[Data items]
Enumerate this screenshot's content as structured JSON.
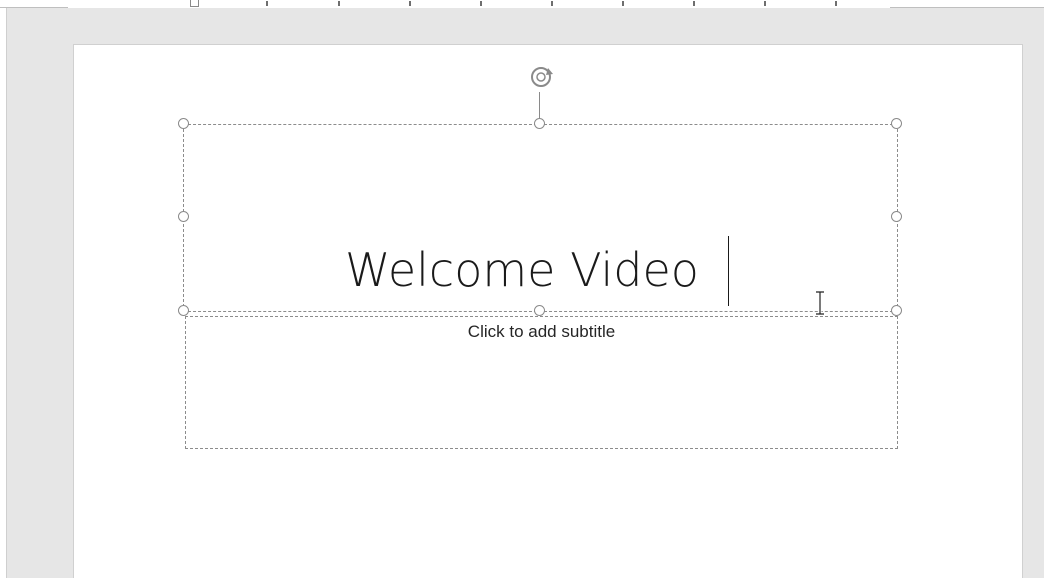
{
  "slide": {
    "title": "Welcome Video",
    "subtitle_placeholder": "Click to add subtitle"
  },
  "selection": {
    "handles": [
      "top-left",
      "top-center",
      "top-right",
      "middle-left",
      "middle-right",
      "bottom-left",
      "bottom-center",
      "bottom-right"
    ],
    "rotate_icon": "rotate-icon"
  },
  "cursor": {
    "icon": "text-cursor-icon"
  },
  "colors": {
    "workspace": "#e6e6e6",
    "slide": "#ffffff",
    "handle_stroke": "#8a8a8a",
    "text": "#1a1a1a"
  }
}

DESCRIPTION OF THE TASK - Reply with the number of lines in the preceding entries that contain "icon", and no other words.

EXERCISE RESPONSE - 2